**Short exercise**: Select every line below containing the word "title".

[Items listed in a dataset]

┌──

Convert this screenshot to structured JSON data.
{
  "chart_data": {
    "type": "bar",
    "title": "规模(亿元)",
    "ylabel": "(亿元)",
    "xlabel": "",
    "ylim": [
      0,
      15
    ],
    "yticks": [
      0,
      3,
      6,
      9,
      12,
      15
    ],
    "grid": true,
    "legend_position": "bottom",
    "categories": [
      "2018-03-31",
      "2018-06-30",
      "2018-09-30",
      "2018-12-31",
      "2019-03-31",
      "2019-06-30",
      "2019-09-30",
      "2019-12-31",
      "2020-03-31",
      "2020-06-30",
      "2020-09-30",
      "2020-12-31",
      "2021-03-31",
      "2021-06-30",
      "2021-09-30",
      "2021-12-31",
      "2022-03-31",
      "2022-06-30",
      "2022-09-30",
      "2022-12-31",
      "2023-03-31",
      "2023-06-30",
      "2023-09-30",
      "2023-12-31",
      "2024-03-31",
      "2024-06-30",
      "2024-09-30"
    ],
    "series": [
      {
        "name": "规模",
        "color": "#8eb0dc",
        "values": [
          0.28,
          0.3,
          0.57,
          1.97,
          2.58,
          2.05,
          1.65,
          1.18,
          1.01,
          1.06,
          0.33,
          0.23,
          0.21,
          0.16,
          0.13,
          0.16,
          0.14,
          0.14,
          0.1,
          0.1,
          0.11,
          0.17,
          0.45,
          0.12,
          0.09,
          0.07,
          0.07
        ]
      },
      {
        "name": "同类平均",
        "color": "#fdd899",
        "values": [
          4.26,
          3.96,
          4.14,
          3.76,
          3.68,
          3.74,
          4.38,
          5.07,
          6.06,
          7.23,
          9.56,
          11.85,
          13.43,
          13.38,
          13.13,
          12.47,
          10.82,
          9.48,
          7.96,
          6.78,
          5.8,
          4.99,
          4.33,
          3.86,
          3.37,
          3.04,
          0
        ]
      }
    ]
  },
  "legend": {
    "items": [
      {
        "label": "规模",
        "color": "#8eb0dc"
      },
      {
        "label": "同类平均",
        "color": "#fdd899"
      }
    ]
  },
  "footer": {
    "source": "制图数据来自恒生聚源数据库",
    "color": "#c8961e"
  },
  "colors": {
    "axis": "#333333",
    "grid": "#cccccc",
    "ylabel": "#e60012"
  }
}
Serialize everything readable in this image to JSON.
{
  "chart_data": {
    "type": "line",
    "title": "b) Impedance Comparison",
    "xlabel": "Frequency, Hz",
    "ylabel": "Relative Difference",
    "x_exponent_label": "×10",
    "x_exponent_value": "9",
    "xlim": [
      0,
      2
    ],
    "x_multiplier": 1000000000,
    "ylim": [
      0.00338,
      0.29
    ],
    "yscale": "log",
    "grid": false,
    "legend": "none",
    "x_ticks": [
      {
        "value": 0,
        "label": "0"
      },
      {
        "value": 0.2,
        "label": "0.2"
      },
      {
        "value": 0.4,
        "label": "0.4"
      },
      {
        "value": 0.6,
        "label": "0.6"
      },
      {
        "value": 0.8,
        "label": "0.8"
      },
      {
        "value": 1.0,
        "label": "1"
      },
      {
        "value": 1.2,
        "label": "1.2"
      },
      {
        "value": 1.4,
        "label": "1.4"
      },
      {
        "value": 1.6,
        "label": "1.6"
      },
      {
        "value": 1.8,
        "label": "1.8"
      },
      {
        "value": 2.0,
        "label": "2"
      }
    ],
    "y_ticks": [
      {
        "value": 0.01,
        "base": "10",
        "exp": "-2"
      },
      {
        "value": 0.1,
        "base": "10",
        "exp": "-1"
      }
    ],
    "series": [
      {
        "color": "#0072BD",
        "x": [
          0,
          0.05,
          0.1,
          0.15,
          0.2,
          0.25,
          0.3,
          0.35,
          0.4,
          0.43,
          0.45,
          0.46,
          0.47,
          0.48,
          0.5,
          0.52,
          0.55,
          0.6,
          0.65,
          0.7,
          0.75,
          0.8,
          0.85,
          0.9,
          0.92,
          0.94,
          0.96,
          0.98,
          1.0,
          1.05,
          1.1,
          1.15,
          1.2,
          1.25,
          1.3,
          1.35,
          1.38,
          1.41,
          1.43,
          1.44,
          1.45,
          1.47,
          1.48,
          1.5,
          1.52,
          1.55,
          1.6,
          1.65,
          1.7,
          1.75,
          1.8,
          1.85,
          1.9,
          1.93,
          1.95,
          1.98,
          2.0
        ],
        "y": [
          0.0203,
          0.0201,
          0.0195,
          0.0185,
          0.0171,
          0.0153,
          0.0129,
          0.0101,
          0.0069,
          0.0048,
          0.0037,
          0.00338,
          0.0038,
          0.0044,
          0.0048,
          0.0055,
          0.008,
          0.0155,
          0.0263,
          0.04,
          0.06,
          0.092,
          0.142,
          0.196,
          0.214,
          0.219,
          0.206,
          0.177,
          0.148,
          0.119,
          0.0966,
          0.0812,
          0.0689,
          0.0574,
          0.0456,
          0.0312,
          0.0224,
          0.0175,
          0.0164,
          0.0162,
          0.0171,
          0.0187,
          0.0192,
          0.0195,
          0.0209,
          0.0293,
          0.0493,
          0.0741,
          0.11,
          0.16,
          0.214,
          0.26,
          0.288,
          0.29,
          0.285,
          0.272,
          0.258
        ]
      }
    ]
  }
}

└──

**Full output**:
    "title": "规模(亿元)",
    "title": "b) Impedance Comparison",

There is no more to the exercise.